EXERCISE GOAL: Write out the full set of records below exactly.

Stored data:
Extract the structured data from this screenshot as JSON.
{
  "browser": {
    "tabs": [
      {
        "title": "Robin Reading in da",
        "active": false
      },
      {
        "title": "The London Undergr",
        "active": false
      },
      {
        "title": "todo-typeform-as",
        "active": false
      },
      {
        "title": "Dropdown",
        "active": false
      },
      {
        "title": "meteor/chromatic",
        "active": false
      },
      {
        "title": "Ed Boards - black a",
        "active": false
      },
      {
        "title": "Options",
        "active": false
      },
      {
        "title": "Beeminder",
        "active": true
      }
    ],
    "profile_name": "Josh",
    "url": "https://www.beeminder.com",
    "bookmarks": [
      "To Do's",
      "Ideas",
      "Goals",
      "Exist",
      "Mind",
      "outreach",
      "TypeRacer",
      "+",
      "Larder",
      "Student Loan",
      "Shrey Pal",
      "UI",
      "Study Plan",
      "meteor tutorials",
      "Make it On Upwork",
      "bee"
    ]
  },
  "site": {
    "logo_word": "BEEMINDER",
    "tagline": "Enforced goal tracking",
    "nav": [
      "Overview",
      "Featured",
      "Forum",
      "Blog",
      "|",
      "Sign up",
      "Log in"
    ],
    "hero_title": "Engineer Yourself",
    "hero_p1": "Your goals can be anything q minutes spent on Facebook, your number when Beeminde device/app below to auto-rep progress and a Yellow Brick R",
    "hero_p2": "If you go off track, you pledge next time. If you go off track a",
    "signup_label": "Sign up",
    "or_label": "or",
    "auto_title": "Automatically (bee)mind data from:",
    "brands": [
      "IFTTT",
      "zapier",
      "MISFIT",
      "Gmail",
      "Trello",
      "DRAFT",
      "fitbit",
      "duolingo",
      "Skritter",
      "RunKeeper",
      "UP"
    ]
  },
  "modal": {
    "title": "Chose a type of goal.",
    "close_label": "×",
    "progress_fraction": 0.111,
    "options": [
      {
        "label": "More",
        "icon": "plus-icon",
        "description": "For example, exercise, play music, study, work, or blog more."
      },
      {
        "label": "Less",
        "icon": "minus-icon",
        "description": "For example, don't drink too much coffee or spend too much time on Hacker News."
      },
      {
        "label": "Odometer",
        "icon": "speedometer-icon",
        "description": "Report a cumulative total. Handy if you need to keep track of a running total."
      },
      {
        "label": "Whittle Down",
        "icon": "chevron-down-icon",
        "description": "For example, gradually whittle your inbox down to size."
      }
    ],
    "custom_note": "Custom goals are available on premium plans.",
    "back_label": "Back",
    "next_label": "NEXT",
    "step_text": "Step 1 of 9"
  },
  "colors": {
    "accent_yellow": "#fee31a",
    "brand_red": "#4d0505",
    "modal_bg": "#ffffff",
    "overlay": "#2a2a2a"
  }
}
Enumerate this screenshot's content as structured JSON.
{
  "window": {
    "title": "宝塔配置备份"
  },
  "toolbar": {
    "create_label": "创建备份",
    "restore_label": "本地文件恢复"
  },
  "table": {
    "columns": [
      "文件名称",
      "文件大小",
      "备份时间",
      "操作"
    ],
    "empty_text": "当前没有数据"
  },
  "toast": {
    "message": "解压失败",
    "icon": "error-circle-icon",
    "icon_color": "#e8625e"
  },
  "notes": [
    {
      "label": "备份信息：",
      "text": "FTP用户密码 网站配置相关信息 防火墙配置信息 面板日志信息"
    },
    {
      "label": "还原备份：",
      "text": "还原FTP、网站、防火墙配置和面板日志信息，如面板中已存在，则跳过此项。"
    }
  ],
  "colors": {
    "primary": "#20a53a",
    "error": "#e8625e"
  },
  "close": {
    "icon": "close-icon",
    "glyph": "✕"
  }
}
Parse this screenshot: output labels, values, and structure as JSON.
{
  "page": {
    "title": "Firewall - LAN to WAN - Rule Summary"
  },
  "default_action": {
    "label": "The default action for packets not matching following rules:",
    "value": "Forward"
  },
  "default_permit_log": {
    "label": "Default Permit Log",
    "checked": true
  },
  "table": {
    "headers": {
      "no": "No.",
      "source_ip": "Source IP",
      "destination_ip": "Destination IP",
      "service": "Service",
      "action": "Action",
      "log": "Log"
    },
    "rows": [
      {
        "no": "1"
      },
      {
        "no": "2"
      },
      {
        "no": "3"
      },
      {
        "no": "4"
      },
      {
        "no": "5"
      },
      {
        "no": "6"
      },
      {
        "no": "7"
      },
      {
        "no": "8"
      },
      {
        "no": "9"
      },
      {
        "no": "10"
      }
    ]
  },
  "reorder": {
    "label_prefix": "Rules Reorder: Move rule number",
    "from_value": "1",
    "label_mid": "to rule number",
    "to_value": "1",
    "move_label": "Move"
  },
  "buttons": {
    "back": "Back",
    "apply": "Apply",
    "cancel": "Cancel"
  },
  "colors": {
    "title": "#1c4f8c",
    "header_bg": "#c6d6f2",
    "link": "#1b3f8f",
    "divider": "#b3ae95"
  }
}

SOLUTION TO THIS TASK:
Extract the structured data from this screenshot as JSON.
{
  "browser": {
    "tabs": [
      {
        "title": "Robin Reading in da",
        "active": false
      },
      {
        "title": "The London Undergr",
        "active": false
      },
      {
        "title": "todo-typeform-as",
        "active": false
      },
      {
        "title": "Dropdown",
        "active": false
      },
      {
        "title": "meteor/chromatic",
        "active": false
      },
      {
        "title": "Ed Boards - black a",
        "active": false
      },
      {
        "title": "Options",
        "active": false
      },
      {
        "title": "Beeminder",
        "active": true
      }
    ],
    "profile_name": "Josh",
    "url": "https://www.beeminder.com",
    "bookmarks": [
      "To Do's",
      "Ideas",
      "Goals",
      "Exist",
      "Mind",
      "outreach",
      "TypeRacer",
      "+",
      "Larder",
      "Student Loan",
      "Shrey Pal",
      "UI",
      "Study Plan",
      "meteor tutorials",
      "Make it On Upwork",
      "bee"
    ]
  },
  "site": {
    "logo_word": "BEEMINDER",
    "tagline": "Enforced goal tracking",
    "nav": [
      "Overview",
      "Featured",
      "Forum",
      "Blog",
      "|",
      "Sign up",
      "Log in"
    ],
    "hero_title": "Engineer Yourself",
    "hero_p1": "Your goals can be anything q minutes spent on Facebook, your number when Beeminde device/app below to auto-rep progress and a Yellow Brick R",
    "hero_p2": "If you go off track, you pledge next time. If you go off track a",
    "signup_label": "Sign up",
    "or_label": "or",
    "auto_title": "Automatically (bee)mind data from:",
    "brands": [
      "IFTTT",
      "zapier",
      "MISFIT",
      "Gmail",
      "Trello",
      "DRAFT",
      "fitbit",
      "duolingo",
      "Skritter",
      "RunKeeper",
      "UP"
    ]
  },
  "modal": {
    "title": "Chose a type of goal.",
    "close_label": "×",
    "progress_fraction": 0.111,
    "options": [
      {
        "label": "More",
        "icon": "plus-icon",
        "description": "For example, exercise, play music, study, work, or blog more."
      },
      {
        "label": "Less",
        "icon": "minus-icon",
        "description": "For example, don't drink too much coffee or spend too much time on Hacker News."
      },
      {
        "label": "Odometer",
        "icon": "speedometer-icon",
        "description": "Report a cumulative total. Handy if you need to keep track of a running total."
      },
      {
        "label": "Whittle Down",
        "icon": "chevron-down-icon",
        "description": "For example, gradually whittle your inbox down to size."
      }
    ],
    "custom_note": "Custom goals are available on premium plans.",
    "back_label": "Back",
    "next_label": "NEXT",
    "step_text": "Step 1 of 9"
  },
  "colors": {
    "accent_yellow": "#fee31a",
    "brand_red": "#4d0505",
    "modal_bg": "#ffffff",
    "overlay": "#2a2a2a"
  }
}
Enumerate this screenshot's content as structured JSON.
{
  "window": {
    "title": "宝塔配置备份"
  },
  "toolbar": {
    "create_label": "创建备份",
    "restore_label": "本地文件恢复"
  },
  "table": {
    "columns": [
      "文件名称",
      "文件大小",
      "备份时间",
      "操作"
    ],
    "empty_text": "当前没有数据"
  },
  "toast": {
    "message": "解压失败",
    "icon": "error-circle-icon",
    "icon_color": "#e8625e"
  },
  "notes": [
    {
      "label": "备份信息：",
      "text": "FTP用户密码 网站配置相关信息 防火墙配置信息 面板日志信息"
    },
    {
      "label": "还原备份：",
      "text": "还原FTP、网站、防火墙配置和面板日志信息，如面板中已存在，则跳过此项。"
    }
  ],
  "colors": {
    "primary": "#20a53a",
    "error": "#e8625e"
  },
  "close": {
    "icon": "close-icon",
    "glyph": "✕"
  }
}
Parse this screenshot: output labels, values, and structure as JSON.
{
  "page": {
    "title": "Firewall - LAN to WAN - Rule Summary"
  },
  "default_action": {
    "label": "The default action for packets not matching following rules:",
    "value": "Forward"
  },
  "default_permit_log": {
    "label": "Default Permit Log",
    "checked": true
  },
  "table": {
    "headers": {
      "no": "No.",
      "source_ip": "Source IP",
      "destination_ip": "Destination IP",
      "service": "Service",
      "action": "Action",
      "log": "Log"
    },
    "rows": [
      {
        "no": "1"
      },
      {
        "no": "2"
      },
      {
        "no": "3"
      },
      {
        "no": "4"
      },
      {
        "no": "5"
      },
      {
        "no": "6"
      },
      {
        "no": "7"
      },
      {
        "no": "8"
      },
      {
        "no": "9"
      },
      {
        "no": "10"
      }
    ]
  },
  "reorder": {
    "label_prefix": "Rules Reorder: Move rule number",
    "from_value": "1",
    "label_mid": "to rule number",
    "to_value": "1",
    "move_label": "Move"
  },
  "buttons": {
    "back": "Back",
    "apply": "Apply",
    "cancel": "Cancel"
  },
  "colors": {
    "title": "#1c4f8c",
    "header_bg": "#c6d6f2",
    "link": "#1b3f8f",
    "divider": "#b3ae95"
  }
}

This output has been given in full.